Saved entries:
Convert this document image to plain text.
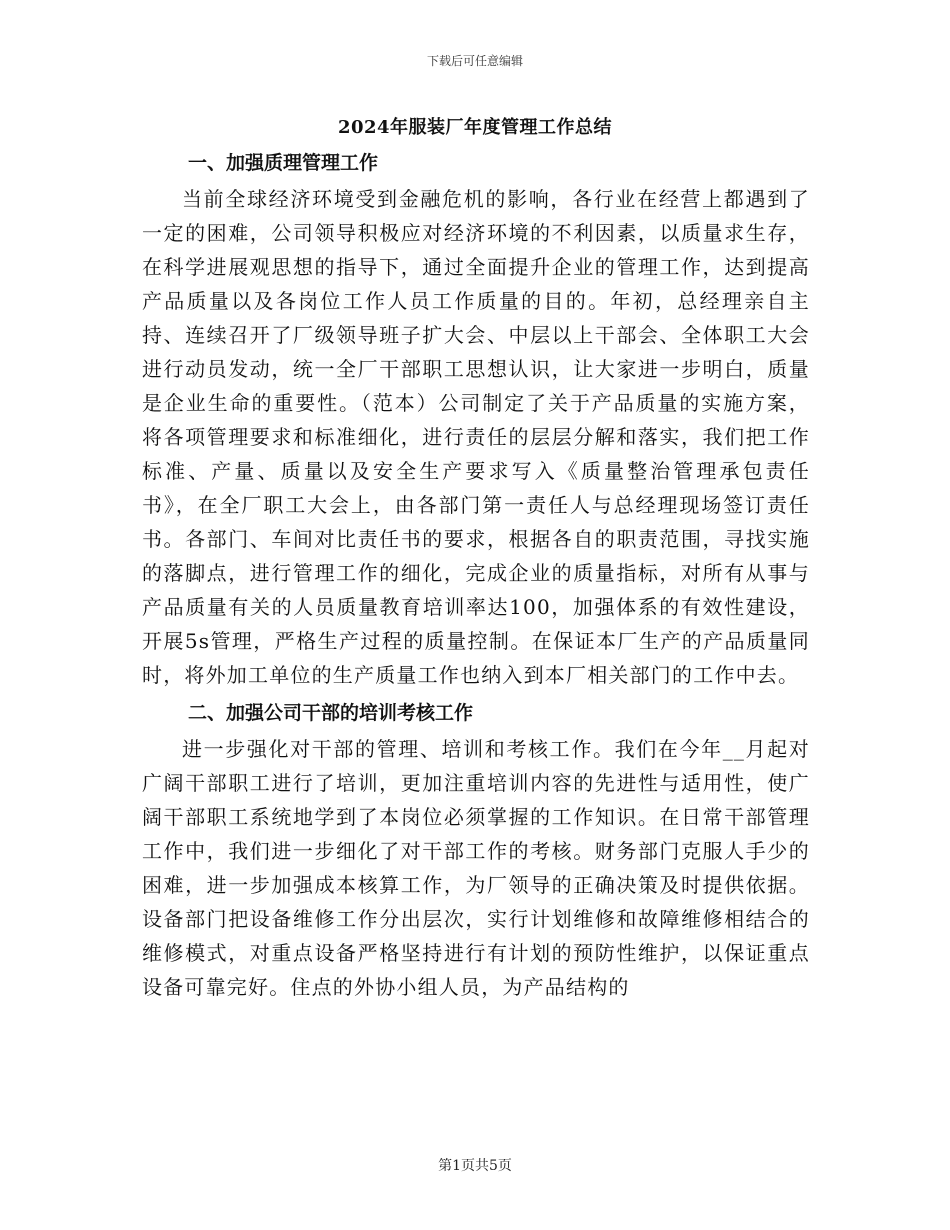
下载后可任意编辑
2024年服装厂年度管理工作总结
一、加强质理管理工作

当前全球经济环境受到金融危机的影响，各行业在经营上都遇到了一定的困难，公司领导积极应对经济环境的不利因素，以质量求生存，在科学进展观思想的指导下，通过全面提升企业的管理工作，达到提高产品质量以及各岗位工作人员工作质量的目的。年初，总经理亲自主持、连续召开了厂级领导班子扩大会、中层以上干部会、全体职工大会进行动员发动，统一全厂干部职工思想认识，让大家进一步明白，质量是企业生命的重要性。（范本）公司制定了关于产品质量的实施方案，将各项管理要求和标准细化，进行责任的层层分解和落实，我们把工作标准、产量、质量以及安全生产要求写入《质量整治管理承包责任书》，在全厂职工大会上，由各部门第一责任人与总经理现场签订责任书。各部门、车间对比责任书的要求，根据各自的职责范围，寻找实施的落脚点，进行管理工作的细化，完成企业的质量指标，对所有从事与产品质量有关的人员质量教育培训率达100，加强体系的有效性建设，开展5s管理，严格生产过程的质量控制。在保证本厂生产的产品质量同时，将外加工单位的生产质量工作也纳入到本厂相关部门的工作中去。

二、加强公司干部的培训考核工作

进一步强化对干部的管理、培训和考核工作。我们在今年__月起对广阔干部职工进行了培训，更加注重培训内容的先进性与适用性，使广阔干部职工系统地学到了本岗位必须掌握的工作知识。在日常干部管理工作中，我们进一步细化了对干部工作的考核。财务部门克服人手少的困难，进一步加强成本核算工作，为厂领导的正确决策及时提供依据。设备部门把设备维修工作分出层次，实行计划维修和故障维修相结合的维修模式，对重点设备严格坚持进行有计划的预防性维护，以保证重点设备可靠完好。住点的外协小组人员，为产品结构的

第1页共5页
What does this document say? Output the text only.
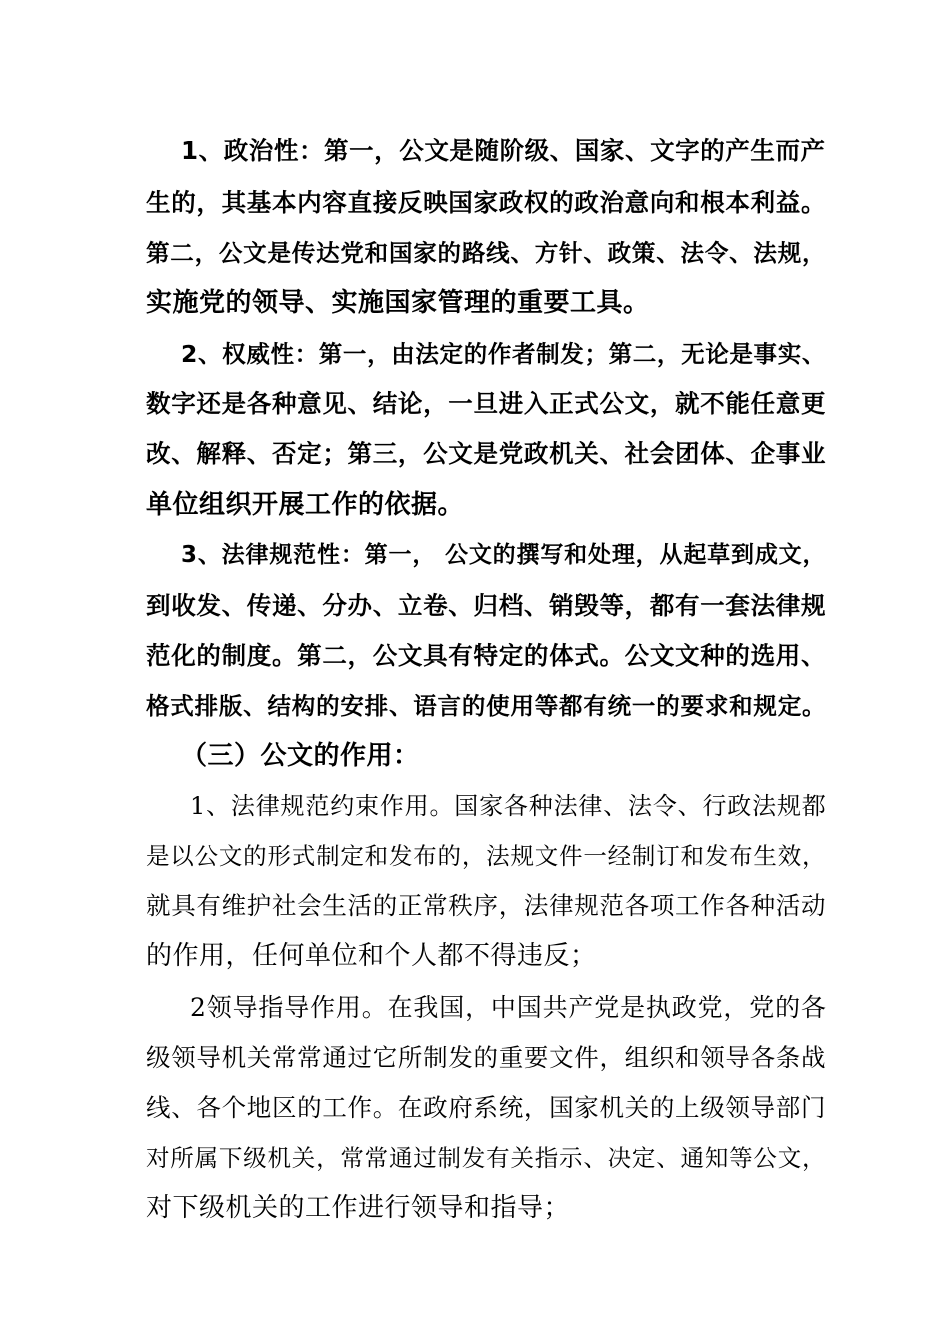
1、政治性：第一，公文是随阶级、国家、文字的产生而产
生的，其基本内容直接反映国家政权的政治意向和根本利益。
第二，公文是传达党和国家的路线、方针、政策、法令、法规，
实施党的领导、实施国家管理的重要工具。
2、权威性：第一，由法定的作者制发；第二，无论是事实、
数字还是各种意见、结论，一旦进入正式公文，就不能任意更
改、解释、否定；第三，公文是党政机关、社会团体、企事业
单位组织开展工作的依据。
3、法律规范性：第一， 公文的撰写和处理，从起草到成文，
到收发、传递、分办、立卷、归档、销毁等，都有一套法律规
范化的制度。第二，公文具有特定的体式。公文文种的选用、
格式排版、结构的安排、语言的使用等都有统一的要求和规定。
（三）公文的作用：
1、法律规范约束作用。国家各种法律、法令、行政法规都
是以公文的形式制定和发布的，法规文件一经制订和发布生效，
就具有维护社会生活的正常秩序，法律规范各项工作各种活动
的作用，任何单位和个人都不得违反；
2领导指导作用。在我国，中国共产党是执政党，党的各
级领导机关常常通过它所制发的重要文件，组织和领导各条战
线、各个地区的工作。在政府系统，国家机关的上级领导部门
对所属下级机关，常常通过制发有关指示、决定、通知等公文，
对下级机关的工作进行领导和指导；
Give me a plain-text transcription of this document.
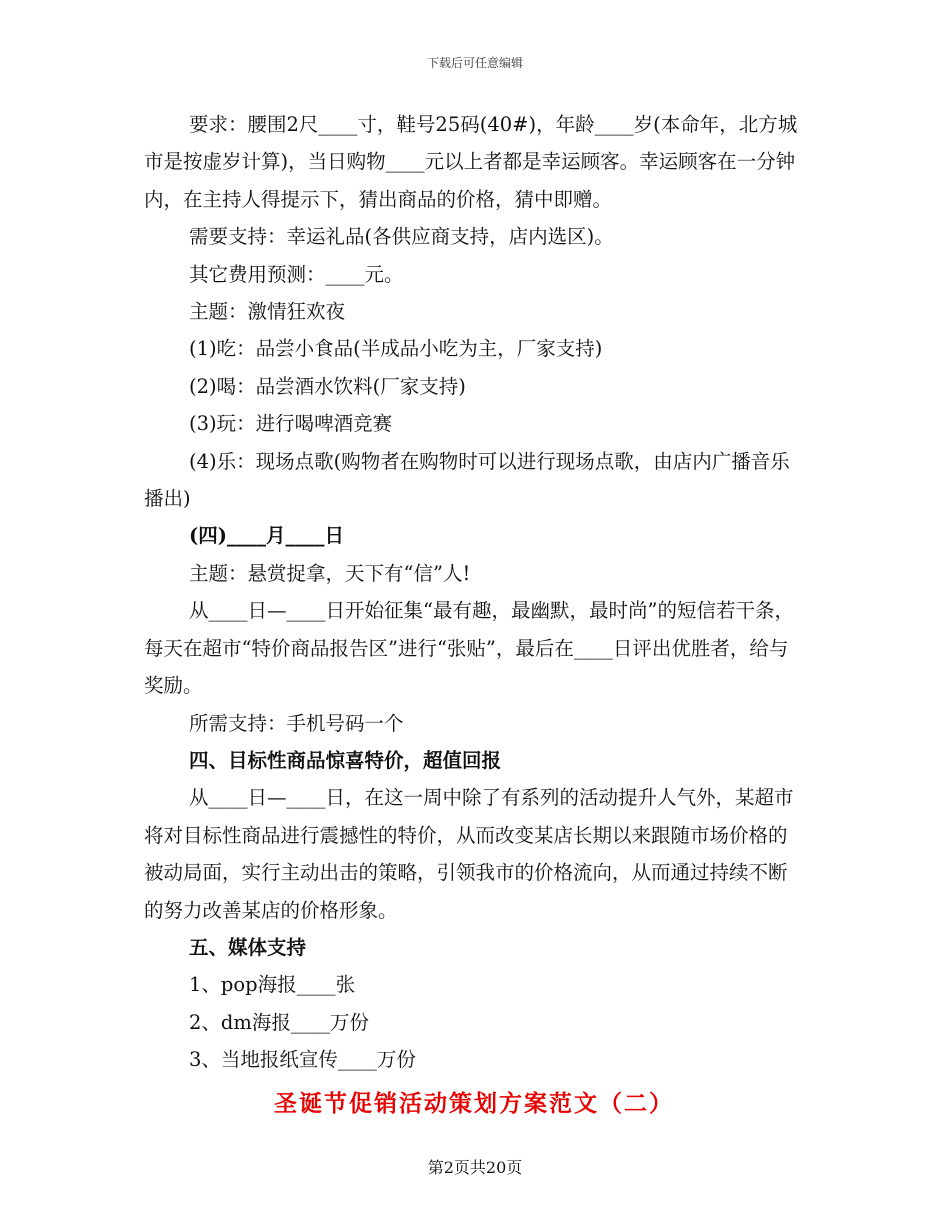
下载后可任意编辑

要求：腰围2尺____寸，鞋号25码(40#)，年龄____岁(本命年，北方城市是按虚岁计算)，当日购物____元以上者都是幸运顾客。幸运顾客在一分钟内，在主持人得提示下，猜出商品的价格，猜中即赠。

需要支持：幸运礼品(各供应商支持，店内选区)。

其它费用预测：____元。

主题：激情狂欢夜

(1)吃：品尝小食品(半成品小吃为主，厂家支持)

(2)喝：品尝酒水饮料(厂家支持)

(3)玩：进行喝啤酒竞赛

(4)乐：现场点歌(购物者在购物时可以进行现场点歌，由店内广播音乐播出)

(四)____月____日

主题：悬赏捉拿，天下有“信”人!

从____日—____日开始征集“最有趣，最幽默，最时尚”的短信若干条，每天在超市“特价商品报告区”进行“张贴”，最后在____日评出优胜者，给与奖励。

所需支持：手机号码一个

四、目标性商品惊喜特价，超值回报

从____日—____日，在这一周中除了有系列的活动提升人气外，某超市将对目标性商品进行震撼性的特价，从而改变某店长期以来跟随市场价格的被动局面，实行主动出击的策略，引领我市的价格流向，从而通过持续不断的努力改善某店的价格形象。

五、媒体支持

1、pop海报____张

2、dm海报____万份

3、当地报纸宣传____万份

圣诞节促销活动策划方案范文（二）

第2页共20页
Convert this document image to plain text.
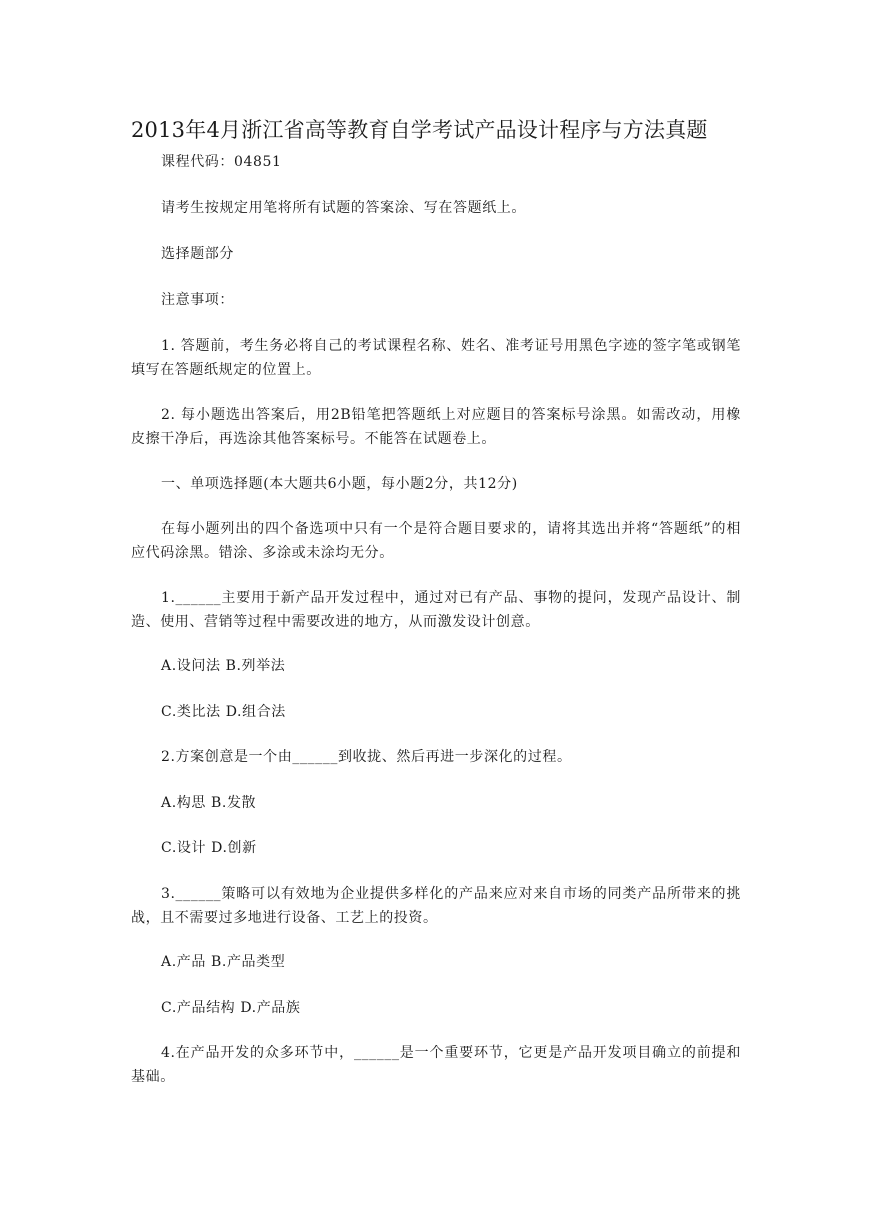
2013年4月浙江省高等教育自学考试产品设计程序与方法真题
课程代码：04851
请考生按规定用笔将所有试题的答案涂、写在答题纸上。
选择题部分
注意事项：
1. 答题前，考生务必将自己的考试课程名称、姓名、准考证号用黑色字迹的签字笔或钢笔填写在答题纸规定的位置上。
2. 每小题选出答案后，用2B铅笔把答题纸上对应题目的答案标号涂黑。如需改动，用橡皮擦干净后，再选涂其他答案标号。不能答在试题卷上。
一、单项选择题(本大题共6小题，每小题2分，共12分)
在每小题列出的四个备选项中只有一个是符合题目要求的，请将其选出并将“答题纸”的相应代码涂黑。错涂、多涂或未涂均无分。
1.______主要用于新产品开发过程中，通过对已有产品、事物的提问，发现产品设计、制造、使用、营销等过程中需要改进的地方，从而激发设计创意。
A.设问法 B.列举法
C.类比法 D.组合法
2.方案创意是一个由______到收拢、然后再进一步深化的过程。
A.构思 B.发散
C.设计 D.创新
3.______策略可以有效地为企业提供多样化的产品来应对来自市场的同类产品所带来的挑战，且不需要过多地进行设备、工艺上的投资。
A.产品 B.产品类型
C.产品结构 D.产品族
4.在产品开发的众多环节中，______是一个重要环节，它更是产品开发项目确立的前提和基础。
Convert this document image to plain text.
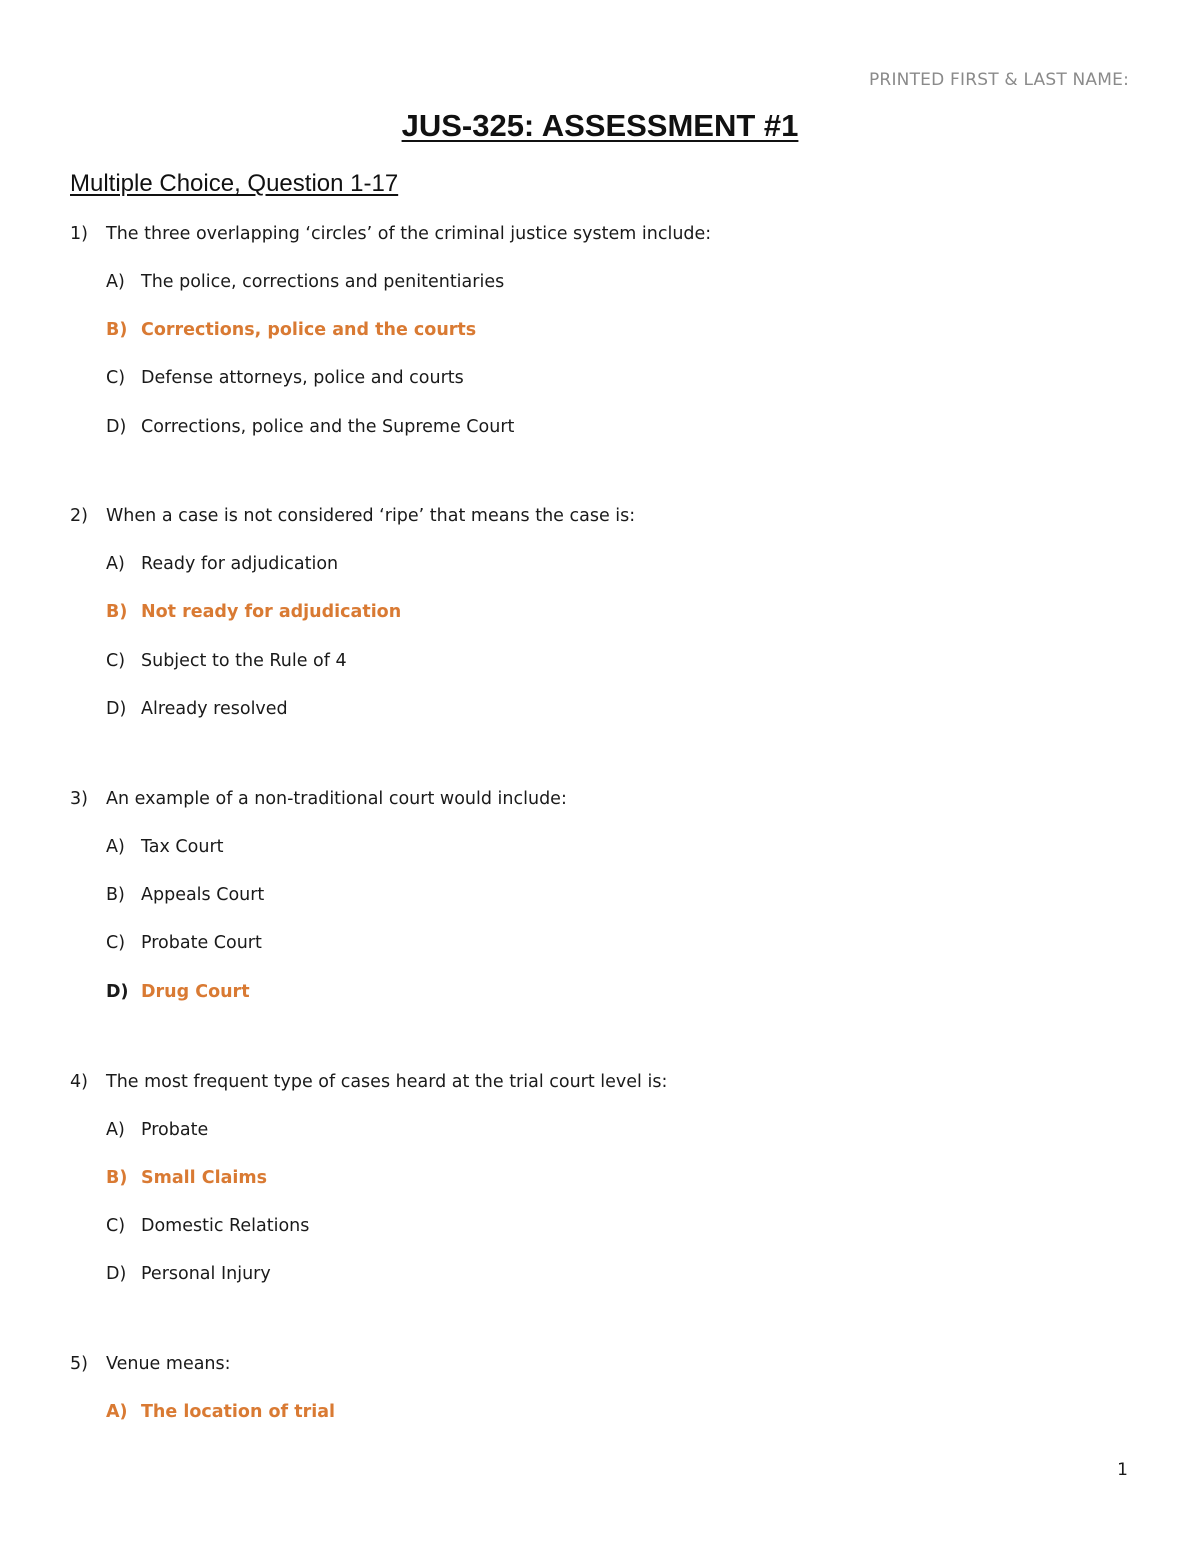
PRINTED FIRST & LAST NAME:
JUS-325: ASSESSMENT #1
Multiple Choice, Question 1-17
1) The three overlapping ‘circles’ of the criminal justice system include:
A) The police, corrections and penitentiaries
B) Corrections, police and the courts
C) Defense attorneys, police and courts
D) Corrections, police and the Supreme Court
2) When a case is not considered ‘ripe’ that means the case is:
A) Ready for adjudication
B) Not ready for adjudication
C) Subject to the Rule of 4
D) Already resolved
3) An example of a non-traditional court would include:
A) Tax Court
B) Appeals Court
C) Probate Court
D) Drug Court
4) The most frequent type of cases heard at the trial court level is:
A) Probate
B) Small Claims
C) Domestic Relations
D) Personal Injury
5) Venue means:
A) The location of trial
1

**Description of the task:**
Work through the data and report how many of its lines hold the word "means", giving only the figure.

**Full solution:**
2